* Start *

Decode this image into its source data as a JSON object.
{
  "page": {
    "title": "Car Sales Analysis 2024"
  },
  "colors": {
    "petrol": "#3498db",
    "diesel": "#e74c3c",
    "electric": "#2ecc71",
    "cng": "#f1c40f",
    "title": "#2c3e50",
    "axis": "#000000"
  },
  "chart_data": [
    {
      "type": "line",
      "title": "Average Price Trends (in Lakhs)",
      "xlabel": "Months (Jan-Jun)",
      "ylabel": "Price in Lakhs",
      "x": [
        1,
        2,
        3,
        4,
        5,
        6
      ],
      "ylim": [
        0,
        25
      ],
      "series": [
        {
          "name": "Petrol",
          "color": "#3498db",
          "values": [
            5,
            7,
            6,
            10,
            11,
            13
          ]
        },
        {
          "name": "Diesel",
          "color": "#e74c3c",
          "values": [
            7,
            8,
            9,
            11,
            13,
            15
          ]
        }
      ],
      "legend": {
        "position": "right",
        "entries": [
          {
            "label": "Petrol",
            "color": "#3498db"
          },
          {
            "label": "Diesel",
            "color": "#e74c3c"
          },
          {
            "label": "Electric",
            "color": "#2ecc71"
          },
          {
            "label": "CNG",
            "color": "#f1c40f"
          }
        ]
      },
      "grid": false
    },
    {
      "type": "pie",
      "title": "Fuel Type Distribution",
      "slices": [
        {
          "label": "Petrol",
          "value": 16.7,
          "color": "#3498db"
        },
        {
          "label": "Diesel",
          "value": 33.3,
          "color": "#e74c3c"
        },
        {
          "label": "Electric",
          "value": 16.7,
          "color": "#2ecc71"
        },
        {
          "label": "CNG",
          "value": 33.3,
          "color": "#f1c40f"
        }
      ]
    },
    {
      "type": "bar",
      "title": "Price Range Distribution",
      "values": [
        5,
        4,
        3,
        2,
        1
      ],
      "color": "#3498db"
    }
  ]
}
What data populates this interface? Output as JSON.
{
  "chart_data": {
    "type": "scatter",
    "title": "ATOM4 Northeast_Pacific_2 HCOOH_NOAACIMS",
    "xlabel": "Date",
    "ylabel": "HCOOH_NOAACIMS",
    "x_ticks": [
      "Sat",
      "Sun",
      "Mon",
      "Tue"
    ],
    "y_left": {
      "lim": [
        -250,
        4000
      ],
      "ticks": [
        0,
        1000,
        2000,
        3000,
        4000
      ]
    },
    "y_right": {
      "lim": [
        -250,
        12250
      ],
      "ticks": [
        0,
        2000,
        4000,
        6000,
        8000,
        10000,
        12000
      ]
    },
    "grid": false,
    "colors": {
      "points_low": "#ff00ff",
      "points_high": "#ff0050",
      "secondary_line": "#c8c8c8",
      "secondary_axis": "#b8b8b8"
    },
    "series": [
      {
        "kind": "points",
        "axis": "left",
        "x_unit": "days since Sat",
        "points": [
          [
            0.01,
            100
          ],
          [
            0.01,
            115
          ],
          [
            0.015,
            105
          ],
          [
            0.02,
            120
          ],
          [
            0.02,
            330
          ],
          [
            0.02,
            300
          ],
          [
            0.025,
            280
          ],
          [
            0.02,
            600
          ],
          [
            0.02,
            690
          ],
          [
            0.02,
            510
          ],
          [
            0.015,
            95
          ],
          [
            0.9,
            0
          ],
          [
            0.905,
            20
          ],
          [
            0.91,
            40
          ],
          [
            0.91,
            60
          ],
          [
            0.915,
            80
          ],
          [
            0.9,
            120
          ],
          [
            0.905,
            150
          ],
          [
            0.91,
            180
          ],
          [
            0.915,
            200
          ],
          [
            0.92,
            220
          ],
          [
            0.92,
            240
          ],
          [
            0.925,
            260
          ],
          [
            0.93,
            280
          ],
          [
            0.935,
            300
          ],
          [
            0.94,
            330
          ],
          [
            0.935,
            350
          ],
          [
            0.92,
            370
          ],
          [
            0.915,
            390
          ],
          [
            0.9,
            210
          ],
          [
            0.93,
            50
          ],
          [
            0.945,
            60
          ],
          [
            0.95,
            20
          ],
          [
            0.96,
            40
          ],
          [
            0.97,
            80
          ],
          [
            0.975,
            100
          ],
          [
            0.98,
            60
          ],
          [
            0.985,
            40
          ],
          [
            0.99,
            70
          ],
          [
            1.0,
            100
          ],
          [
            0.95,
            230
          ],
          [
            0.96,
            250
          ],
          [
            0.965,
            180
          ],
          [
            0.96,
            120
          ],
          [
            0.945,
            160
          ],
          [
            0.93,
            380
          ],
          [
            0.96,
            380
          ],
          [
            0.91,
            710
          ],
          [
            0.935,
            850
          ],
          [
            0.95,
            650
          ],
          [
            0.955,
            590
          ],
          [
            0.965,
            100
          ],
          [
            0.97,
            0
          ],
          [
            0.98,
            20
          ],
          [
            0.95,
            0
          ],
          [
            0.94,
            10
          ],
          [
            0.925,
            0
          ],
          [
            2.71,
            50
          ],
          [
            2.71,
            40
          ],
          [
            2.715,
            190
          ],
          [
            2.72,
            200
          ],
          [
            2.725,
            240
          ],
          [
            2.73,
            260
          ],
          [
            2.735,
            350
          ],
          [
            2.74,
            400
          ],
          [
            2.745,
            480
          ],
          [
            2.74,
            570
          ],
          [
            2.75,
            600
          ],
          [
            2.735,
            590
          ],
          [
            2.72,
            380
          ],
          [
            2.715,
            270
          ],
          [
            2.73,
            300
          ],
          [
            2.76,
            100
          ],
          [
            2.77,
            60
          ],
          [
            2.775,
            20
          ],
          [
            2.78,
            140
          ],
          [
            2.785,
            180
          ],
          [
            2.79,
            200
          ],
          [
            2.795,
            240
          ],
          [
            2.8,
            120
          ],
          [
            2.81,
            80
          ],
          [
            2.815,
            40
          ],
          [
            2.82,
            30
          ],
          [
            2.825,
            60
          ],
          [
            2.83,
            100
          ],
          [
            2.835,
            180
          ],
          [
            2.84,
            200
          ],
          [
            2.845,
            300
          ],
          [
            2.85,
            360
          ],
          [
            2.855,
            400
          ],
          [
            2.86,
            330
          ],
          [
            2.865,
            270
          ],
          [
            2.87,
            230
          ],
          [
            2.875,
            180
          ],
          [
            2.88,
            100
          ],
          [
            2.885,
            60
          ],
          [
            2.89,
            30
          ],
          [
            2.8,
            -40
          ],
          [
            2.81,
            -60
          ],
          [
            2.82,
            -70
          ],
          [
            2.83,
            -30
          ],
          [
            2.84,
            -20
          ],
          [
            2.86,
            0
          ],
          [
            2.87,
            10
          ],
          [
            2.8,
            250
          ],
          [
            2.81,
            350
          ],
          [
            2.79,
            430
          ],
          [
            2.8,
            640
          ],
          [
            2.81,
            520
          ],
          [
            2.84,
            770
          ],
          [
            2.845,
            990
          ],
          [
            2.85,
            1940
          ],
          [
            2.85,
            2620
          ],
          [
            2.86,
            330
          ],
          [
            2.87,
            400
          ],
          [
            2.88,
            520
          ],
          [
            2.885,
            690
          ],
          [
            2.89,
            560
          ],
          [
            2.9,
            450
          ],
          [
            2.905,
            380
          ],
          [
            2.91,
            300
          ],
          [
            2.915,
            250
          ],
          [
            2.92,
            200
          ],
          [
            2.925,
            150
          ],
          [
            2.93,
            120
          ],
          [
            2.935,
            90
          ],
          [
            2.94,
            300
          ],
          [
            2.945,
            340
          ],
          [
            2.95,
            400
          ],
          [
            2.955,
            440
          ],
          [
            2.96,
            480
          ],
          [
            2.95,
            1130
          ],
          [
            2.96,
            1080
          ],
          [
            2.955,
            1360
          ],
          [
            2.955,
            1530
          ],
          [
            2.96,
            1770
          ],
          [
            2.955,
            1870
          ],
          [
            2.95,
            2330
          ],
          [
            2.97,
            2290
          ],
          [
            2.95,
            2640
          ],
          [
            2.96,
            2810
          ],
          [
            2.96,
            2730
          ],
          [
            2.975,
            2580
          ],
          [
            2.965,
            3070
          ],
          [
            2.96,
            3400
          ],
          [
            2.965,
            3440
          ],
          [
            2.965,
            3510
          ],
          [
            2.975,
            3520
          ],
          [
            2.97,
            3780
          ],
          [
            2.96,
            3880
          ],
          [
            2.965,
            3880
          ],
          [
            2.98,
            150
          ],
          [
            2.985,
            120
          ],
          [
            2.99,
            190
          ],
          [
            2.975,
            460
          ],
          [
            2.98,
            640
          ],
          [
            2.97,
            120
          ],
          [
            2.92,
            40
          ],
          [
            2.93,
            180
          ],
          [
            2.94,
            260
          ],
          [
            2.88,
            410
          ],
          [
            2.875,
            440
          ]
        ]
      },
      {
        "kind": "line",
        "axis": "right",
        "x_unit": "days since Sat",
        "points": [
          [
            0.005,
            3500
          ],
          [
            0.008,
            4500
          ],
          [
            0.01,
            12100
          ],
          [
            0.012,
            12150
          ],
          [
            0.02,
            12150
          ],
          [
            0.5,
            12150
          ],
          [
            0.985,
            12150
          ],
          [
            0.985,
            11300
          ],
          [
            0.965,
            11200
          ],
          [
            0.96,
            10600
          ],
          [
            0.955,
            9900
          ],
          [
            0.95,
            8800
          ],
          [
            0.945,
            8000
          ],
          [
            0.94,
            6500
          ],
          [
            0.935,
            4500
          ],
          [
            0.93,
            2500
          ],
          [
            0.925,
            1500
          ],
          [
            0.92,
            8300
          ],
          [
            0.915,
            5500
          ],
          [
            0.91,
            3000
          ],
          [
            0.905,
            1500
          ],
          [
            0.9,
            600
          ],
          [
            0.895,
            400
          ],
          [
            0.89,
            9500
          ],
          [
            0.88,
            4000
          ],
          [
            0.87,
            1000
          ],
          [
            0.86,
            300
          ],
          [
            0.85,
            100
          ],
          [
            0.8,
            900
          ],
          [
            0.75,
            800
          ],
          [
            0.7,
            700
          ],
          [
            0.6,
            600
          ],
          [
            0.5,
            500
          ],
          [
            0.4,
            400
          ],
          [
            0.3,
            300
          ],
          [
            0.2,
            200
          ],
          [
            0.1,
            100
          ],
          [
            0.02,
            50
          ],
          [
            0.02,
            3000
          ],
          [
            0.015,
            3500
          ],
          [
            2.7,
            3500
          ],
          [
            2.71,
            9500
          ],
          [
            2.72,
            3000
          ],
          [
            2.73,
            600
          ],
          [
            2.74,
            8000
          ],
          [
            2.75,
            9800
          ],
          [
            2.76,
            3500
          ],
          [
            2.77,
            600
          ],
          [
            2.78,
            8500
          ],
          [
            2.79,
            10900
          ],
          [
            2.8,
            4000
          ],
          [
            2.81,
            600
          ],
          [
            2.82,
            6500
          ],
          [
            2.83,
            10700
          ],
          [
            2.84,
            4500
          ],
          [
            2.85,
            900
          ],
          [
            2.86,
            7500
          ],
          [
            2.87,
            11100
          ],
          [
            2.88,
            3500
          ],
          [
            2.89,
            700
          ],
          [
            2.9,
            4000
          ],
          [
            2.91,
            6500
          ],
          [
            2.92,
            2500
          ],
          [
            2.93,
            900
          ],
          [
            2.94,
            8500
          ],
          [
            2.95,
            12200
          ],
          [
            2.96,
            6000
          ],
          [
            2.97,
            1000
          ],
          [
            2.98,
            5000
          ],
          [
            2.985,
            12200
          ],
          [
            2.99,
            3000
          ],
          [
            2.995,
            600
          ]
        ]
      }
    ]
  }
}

* End *

▸ **Set exercise**: Where a line of the entries contains the word "title", copy that line.

▸ **Solution for this problem**:
    "title": "Car Sales Analysis 2024"
    "title": "#2c3e50",
      "title": "Average Price Trends (in Lakhs)",
      "title": "Fuel Type Distribution",
      "title": "Price Range Distribution",
    "title": "ATOM4 Northeast_Pacific_2 HCOOH_NOAACIMS",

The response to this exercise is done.